## Prompt
Exactly as written, retype the listing below, omitting the pictures.

## Extracted information
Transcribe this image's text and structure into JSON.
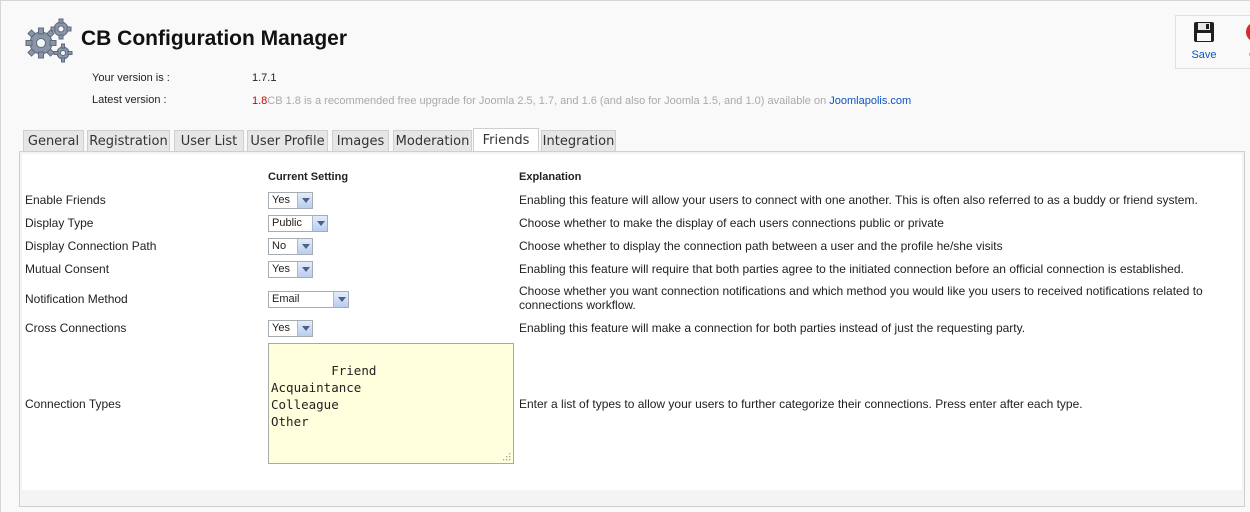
{
  "header": {
    "title": "CB Configuration Manager",
    "logo_icon": "gears-icon"
  },
  "toolbar": {
    "save_label": "Save",
    "save_icon": "floppy-disk-icon",
    "cancel_label": "Ca",
    "cancel_icon": "cancel-icon"
  },
  "version": {
    "your_label": "Your version is :",
    "your_value": "1.7.1",
    "latest_label": "Latest version :",
    "latest_value": "1.8",
    "latest_message": "CB 1.8 is a recommended free upgrade for Joomla 2.5, 1.7, and 1.6 (and also for Joomla 1.5, and 1.0) available on ",
    "latest_link": "Joomlapolis.com"
  },
  "tabs": [
    "General",
    "Registration",
    "User List",
    "User Profile",
    "Images",
    "Moderation",
    "Friends",
    "Integration"
  ],
  "active_tab": "Friends",
  "columns": {
    "setting": "Current Setting",
    "explanation": "Explanation"
  },
  "rows": [
    {
      "label": "Enable Friends",
      "value": "Yes",
      "explanation": "Enabling this feature will allow your users to connect with one another. This is often also referred to as a buddy or friend system."
    },
    {
      "label": "Display Type",
      "value": "Public",
      "explanation": "Choose whether to make the display of each users connections public or private"
    },
    {
      "label": "Display Connection Path",
      "value": "No",
      "explanation": "Choose whether to display the connection path between a user and the profile he/she visits"
    },
    {
      "label": "Mutual Consent",
      "value": "Yes",
      "explanation": "Enabling this feature will require that both parties agree to the initiated connection before an official connection is established."
    },
    {
      "label": "Notification Method",
      "value": "Email",
      "explanation": "Choose whether you want connection notifications and which method you would like you users to received notifications related to connections workflow."
    },
    {
      "label": "Cross Connections",
      "value": "Yes",
      "explanation": "Enabling this feature will make a connection for both parties instead of just the requesting party."
    },
    {
      "label": "Connection Types",
      "value": "Friend\nAcquaintance\nColleague\nOther",
      "explanation": "Enter a list of types to allow your users to further categorize their connections. Press enter after each type."
    }
  ],
  "colors": {
    "latest_version": "#cc0000",
    "link": "#0b55c4",
    "textarea_bg": "#ffffdd"
  }
}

## Finished answer
Transcribe this image's text and structure into JSON.
{
  "header": {
    "title": "CB Configuration Manager",
    "logo_icon": "gears-icon"
  },
  "toolbar": {
    "save_label": "Save",
    "save_icon": "floppy-disk-icon",
    "cancel_label": "Ca",
    "cancel_icon": "cancel-icon"
  },
  "version": {
    "your_label": "Your version is :",
    "your_value": "1.7.1",
    "latest_label": "Latest version :",
    "latest_value": "1.8",
    "latest_message": "CB 1.8 is a recommended free upgrade for Joomla 2.5, 1.7, and 1.6 (and also for Joomla 1.5, and 1.0) available on ",
    "latest_link": "Joomlapolis.com"
  },
  "tabs": [
    "General",
    "Registration",
    "User List",
    "User Profile",
    "Images",
    "Moderation",
    "Friends",
    "Integration"
  ],
  "active_tab": "Friends",
  "columns": {
    "setting": "Current Setting",
    "explanation": "Explanation"
  },
  "rows": [
    {
      "label": "Enable Friends",
      "value": "Yes",
      "explanation": "Enabling this feature will allow your users to connect with one another. This is often also referred to as a buddy or friend system."
    },
    {
      "label": "Display Type",
      "value": "Public",
      "explanation": "Choose whether to make the display of each users connections public or private"
    },
    {
      "label": "Display Connection Path",
      "value": "No",
      "explanation": "Choose whether to display the connection path between a user and the profile he/she visits"
    },
    {
      "label": "Mutual Consent",
      "value": "Yes",
      "explanation": "Enabling this feature will require that both parties agree to the initiated connection before an official connection is established."
    },
    {
      "label": "Notification Method",
      "value": "Email",
      "explanation": "Choose whether you want connection notifications and which method you would like you users to received notifications related to connections workflow."
    },
    {
      "label": "Cross Connections",
      "value": "Yes",
      "explanation": "Enabling this feature will make a connection for both parties instead of just the requesting party."
    },
    {
      "label": "Connection Types",
      "value": "Friend\nAcquaintance\nColleague\nOther",
      "explanation": "Enter a list of types to allow your users to further categorize their connections. Press enter after each type."
    }
  ],
  "colors": {
    "latest_version": "#cc0000",
    "link": "#0b55c4",
    "textarea_bg": "#ffffdd"
  }
}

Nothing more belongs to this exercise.